• _Exercise objective_: Gather every line of the records that contains the string "text", matching case exactly.

• _The data_:

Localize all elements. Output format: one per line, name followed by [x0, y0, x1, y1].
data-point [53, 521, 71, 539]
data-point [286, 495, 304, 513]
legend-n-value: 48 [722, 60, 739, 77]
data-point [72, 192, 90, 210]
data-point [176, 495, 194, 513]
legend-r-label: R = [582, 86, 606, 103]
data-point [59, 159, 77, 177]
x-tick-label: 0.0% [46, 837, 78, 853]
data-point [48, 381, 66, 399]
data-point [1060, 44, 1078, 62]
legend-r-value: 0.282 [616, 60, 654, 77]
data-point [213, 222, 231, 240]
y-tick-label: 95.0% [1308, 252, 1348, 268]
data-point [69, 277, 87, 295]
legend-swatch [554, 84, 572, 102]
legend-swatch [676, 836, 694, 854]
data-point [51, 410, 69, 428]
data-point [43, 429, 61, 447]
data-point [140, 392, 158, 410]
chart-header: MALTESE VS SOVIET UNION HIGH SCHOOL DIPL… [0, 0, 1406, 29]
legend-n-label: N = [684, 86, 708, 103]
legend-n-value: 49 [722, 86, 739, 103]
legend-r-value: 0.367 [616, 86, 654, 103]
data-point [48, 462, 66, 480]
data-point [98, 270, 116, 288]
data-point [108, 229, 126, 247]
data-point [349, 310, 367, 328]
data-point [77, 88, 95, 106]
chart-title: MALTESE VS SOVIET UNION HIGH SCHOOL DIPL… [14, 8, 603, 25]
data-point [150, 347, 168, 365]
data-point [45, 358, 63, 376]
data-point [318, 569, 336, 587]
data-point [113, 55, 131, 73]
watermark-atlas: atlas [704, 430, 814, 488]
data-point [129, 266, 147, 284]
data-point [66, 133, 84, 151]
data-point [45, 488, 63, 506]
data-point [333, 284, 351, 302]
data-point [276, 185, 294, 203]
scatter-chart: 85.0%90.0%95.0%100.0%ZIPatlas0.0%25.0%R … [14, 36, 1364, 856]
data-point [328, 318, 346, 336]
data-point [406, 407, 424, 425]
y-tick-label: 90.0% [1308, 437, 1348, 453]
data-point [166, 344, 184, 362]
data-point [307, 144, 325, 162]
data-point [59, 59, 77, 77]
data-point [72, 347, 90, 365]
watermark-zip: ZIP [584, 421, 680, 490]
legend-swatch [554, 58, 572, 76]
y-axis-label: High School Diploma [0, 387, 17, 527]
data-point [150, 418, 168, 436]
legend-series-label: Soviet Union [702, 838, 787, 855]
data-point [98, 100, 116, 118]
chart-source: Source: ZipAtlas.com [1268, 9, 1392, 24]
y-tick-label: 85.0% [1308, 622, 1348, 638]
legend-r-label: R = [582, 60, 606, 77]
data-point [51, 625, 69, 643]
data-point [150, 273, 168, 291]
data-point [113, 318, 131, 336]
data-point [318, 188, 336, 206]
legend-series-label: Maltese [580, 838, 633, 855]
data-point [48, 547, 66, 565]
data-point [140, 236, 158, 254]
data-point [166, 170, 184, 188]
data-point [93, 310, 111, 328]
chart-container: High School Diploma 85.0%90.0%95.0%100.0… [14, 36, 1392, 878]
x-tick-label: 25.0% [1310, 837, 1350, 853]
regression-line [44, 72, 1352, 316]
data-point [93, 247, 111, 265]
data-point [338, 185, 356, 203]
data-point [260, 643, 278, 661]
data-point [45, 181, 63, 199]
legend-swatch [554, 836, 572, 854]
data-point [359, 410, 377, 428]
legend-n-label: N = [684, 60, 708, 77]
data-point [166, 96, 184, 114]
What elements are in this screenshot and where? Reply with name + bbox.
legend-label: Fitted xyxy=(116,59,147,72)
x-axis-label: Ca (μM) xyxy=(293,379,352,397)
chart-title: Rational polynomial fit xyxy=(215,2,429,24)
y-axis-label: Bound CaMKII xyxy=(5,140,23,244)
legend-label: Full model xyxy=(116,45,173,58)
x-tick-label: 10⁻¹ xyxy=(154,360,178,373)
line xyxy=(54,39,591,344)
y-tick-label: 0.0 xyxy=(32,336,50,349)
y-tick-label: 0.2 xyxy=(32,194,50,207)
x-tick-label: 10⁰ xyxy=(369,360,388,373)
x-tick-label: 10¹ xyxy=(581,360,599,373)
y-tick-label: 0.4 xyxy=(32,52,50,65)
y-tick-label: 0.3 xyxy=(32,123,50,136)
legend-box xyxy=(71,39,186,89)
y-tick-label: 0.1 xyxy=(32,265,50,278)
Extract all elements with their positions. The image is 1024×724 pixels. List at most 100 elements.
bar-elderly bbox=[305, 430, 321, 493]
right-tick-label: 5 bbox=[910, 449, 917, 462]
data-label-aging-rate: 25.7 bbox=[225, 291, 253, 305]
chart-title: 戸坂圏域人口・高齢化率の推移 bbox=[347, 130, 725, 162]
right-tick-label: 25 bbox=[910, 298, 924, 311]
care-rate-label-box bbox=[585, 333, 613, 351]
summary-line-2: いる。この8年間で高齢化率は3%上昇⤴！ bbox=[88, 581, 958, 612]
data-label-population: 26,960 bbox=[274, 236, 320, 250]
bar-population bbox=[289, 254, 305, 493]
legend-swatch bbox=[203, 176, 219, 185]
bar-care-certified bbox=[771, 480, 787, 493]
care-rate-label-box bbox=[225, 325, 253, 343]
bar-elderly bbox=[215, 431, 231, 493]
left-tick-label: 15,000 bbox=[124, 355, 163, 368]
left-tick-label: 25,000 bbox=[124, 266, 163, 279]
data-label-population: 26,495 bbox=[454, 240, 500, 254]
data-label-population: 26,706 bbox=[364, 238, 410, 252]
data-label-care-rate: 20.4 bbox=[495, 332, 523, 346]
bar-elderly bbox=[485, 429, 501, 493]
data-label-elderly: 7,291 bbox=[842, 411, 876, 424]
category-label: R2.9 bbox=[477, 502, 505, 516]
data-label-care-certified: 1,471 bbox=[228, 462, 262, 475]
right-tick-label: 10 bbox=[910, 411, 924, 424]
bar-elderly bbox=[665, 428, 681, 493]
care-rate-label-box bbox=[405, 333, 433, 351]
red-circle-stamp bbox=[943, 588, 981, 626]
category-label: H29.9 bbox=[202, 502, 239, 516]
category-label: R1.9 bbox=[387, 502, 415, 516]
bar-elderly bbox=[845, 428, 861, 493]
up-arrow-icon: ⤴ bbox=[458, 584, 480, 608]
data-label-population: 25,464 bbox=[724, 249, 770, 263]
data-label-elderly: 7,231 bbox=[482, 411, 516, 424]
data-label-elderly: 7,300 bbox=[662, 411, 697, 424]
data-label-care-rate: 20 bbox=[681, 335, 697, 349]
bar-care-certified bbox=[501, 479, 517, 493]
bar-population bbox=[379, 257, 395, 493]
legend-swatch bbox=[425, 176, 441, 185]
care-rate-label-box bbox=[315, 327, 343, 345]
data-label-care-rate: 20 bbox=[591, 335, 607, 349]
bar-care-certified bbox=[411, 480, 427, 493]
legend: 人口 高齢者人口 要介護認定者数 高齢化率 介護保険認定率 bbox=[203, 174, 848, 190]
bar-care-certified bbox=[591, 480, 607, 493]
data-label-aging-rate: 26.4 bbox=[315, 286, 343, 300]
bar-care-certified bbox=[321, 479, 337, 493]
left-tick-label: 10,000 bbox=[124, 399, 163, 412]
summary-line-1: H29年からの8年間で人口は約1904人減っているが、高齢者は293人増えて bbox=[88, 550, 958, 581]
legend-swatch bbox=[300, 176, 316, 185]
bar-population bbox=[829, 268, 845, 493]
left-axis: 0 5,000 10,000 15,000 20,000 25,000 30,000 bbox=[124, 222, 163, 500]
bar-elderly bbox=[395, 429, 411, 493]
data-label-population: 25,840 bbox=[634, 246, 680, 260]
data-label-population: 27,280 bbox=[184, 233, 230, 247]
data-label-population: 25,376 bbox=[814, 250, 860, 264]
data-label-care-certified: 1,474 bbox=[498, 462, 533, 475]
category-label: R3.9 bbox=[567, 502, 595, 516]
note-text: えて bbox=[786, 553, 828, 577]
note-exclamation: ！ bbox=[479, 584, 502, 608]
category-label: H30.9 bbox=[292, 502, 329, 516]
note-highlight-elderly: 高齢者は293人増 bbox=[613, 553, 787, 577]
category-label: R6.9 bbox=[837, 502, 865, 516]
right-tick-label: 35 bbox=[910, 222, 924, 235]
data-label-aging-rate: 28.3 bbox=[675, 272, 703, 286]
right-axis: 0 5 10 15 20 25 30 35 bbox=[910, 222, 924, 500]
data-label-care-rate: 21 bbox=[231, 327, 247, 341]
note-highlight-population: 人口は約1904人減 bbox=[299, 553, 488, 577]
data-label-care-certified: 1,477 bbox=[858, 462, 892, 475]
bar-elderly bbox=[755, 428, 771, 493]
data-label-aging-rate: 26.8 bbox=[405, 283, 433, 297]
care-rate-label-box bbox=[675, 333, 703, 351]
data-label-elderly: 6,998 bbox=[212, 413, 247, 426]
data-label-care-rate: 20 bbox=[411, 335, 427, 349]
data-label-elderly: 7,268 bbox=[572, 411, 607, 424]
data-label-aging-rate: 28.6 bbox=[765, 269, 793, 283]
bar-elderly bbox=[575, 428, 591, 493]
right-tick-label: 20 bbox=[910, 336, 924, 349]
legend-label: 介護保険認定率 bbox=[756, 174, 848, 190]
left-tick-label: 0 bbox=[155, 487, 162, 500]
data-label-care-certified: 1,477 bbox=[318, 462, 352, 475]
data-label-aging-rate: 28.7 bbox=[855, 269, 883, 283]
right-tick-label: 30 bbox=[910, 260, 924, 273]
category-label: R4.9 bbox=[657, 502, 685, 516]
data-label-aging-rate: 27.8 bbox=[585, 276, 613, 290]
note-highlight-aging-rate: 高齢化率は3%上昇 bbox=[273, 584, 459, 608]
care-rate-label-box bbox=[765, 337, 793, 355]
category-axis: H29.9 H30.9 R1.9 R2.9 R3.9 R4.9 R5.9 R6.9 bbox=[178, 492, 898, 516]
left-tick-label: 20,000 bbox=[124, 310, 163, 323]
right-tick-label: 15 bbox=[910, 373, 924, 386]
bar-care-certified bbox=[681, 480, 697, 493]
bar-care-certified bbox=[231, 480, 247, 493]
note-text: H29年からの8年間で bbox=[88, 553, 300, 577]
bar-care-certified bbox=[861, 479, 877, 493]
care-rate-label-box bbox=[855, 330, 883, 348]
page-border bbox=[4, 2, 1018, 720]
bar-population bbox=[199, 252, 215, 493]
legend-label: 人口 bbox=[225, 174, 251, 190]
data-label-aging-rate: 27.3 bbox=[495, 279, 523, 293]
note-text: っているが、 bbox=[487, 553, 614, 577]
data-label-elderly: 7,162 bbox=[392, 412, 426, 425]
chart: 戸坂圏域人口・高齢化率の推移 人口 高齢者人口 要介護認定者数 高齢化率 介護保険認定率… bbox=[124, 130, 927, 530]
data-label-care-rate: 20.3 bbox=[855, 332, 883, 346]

• _Result for this exercise_:
note-text: えて bbox=[786, 553, 828, 577]
note-text: H29年からの8年間で bbox=[88, 553, 300, 577]
note-text: っているが、 bbox=[487, 553, 614, 577]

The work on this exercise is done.